Exercise aim
Say how many lines hold the string "training"; please write nothing but the number.

Collected data entries

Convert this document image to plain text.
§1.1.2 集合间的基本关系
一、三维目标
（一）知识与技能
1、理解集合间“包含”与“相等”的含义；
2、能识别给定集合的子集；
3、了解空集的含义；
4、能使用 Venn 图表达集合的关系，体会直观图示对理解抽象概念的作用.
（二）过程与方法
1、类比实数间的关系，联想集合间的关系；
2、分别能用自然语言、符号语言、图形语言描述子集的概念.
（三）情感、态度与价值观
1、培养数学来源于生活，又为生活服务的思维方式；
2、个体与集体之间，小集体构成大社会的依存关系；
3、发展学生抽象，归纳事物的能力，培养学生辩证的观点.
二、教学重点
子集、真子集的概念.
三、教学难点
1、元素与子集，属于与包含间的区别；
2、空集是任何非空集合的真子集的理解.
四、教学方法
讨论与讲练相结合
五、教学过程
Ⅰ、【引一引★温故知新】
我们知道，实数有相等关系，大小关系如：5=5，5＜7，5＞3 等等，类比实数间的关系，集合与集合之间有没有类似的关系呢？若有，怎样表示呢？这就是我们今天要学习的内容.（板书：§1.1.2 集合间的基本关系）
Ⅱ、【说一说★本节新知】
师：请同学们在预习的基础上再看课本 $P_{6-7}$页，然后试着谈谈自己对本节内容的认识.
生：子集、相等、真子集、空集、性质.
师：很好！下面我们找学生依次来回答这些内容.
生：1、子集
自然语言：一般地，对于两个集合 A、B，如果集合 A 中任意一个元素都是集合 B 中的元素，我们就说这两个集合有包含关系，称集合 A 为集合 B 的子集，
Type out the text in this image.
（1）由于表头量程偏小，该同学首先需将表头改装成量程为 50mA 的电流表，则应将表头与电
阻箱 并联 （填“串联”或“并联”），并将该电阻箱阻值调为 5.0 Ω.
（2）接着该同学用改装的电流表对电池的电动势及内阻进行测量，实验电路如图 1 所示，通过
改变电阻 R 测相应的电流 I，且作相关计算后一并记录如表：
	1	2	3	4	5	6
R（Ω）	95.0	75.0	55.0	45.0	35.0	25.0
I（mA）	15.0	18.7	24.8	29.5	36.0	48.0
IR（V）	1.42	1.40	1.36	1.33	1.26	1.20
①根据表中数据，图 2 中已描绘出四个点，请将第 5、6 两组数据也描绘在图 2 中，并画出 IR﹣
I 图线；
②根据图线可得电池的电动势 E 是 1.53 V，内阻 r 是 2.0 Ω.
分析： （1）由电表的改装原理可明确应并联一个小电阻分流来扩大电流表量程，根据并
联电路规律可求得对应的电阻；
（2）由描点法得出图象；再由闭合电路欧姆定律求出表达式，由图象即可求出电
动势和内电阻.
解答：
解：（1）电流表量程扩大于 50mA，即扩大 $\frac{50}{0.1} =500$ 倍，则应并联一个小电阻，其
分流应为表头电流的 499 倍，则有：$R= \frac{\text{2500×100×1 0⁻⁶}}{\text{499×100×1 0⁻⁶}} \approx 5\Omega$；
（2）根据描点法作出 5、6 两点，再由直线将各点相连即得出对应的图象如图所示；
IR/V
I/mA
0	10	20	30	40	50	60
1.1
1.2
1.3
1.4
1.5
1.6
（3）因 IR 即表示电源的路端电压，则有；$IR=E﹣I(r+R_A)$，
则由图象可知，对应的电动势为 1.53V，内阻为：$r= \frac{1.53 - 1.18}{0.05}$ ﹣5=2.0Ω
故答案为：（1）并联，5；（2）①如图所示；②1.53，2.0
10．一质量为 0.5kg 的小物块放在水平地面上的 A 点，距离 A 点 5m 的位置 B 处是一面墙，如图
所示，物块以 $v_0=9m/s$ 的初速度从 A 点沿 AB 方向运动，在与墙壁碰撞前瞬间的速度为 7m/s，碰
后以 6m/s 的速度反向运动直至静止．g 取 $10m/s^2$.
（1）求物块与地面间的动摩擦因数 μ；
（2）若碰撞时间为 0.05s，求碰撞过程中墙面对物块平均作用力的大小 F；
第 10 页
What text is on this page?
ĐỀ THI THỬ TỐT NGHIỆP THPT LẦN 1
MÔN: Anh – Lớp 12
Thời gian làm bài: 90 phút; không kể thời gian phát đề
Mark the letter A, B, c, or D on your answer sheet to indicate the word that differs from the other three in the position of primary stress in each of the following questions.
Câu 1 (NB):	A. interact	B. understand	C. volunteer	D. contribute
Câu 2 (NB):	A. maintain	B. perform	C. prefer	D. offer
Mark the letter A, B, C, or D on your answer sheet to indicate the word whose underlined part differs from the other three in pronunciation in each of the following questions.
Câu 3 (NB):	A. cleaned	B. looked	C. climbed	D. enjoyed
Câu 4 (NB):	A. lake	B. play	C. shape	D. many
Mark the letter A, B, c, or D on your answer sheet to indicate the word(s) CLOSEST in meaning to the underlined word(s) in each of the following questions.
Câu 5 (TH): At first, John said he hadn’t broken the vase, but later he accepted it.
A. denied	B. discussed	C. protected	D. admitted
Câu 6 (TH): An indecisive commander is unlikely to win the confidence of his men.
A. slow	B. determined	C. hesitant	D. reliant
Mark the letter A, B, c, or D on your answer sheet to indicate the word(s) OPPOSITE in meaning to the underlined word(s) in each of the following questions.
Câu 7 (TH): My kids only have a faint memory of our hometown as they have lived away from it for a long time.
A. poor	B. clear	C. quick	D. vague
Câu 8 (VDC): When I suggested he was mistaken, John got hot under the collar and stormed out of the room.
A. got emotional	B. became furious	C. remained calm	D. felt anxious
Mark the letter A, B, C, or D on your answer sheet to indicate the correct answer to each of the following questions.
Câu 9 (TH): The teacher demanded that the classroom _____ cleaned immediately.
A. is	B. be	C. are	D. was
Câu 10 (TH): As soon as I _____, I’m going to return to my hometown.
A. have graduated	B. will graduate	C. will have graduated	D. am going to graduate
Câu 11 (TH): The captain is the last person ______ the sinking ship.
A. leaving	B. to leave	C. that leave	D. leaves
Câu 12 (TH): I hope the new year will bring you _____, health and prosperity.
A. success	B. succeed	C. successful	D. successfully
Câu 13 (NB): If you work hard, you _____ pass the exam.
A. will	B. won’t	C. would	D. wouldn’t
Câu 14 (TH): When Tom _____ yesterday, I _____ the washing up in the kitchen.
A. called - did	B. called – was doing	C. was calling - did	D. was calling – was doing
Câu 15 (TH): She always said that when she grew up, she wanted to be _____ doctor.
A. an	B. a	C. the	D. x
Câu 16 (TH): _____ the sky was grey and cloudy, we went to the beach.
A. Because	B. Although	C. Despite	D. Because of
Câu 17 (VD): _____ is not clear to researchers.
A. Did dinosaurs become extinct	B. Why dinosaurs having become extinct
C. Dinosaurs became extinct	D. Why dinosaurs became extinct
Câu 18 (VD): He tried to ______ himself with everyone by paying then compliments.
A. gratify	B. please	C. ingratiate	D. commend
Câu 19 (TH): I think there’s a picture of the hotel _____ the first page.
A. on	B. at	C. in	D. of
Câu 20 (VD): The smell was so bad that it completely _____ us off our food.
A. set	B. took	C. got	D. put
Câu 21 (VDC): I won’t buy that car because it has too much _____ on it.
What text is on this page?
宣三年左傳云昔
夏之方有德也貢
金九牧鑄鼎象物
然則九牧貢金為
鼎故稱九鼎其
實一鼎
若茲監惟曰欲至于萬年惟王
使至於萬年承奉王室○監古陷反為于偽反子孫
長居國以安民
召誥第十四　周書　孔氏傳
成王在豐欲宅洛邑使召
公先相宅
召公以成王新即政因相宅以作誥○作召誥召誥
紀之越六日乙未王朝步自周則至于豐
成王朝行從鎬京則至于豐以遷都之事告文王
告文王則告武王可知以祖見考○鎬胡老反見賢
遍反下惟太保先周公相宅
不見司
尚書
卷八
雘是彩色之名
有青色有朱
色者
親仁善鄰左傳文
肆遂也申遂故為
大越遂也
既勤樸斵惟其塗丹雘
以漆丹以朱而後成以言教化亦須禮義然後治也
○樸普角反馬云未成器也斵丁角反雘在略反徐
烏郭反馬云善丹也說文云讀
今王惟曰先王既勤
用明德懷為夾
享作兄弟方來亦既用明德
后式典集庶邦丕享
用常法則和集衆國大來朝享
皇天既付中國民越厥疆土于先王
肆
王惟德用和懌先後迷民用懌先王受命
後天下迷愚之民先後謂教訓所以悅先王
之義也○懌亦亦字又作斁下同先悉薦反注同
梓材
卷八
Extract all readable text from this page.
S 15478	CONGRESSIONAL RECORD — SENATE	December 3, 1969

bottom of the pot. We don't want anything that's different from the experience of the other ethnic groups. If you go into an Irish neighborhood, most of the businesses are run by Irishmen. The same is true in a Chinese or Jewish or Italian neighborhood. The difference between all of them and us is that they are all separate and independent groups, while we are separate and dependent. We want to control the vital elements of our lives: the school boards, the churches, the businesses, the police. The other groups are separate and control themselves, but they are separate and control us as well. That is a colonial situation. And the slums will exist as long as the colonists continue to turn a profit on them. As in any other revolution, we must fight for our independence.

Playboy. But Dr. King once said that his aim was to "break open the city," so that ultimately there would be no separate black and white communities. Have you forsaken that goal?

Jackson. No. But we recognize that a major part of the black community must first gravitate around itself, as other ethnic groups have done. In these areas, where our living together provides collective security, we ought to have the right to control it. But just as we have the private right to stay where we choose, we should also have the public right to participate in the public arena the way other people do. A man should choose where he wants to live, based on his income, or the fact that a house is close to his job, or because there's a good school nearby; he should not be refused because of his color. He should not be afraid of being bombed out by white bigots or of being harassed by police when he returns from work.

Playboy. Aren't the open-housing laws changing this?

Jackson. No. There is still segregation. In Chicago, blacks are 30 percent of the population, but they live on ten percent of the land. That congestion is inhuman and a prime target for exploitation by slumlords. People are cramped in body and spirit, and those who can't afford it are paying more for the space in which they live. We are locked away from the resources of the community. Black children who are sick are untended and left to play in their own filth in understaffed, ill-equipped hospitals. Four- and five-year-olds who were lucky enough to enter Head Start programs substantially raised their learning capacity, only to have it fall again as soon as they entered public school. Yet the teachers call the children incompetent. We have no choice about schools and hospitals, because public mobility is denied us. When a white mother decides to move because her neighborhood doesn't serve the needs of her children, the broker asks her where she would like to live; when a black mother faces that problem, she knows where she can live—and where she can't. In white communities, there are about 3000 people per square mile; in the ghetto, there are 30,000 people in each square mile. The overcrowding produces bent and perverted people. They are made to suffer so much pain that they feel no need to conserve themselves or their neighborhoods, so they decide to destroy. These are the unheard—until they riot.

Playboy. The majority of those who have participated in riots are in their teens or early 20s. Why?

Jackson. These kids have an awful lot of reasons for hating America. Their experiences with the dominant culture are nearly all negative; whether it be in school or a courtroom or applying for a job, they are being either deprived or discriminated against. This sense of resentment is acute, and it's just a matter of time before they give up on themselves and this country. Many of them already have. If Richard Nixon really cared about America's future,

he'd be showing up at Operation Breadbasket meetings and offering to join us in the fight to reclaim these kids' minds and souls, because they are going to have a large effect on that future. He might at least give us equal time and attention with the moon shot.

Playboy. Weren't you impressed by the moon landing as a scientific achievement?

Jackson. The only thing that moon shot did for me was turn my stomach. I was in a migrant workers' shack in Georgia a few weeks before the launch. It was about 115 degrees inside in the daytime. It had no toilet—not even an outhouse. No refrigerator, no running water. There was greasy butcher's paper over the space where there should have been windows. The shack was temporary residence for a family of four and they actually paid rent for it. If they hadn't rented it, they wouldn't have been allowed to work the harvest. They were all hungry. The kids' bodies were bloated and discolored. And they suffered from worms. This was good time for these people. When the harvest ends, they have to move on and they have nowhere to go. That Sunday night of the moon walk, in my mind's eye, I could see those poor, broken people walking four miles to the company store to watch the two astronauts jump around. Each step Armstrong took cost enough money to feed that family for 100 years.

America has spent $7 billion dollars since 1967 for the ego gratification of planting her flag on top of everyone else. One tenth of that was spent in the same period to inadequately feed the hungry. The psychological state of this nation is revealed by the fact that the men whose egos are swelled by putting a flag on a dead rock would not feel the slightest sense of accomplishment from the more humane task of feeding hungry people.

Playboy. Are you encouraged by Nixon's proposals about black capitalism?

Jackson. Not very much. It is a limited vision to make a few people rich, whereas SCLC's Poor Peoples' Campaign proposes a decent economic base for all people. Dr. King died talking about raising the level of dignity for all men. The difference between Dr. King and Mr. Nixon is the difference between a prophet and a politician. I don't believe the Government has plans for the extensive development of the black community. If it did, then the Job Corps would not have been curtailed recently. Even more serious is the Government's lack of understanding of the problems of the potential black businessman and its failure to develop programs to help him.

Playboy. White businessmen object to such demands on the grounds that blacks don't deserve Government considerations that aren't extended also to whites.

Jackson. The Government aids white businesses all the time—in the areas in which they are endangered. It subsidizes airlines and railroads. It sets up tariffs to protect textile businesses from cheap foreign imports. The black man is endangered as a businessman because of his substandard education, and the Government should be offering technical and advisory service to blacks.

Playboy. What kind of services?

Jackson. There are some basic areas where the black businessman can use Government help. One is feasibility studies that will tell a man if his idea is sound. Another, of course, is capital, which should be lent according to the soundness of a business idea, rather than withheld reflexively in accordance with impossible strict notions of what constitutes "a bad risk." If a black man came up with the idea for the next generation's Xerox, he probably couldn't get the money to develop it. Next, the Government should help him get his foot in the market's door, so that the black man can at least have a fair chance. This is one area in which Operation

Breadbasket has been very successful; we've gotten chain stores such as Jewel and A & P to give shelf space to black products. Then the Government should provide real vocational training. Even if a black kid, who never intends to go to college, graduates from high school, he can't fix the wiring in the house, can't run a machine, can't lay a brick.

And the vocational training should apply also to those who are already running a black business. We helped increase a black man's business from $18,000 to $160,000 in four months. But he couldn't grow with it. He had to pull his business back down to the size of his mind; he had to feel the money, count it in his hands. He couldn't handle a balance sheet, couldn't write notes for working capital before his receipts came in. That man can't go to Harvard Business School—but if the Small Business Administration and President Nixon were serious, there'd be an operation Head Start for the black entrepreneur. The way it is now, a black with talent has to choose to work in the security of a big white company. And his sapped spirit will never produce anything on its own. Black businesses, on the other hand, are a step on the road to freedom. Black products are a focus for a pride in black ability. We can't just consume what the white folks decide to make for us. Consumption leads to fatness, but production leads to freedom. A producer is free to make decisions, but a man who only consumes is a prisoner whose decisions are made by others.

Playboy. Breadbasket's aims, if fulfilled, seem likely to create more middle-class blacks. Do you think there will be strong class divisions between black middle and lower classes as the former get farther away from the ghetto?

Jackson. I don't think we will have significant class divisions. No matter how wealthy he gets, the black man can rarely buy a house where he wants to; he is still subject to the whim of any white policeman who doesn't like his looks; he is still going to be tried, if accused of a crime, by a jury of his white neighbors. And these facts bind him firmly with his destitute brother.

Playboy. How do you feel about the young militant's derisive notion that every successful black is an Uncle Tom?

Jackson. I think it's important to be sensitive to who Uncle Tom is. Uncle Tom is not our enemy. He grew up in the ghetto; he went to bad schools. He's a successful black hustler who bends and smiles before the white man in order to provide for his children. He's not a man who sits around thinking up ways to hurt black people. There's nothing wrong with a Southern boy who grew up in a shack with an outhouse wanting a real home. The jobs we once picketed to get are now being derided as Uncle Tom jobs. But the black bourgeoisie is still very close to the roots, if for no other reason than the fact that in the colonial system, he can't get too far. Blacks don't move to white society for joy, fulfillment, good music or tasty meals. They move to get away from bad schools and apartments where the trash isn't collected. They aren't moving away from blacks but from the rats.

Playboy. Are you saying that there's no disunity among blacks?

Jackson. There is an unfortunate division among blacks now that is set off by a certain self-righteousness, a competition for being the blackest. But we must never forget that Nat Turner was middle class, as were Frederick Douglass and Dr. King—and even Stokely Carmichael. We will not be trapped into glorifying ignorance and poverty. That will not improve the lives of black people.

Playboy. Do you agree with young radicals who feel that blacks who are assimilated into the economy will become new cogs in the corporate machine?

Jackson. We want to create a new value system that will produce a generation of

Task solution
2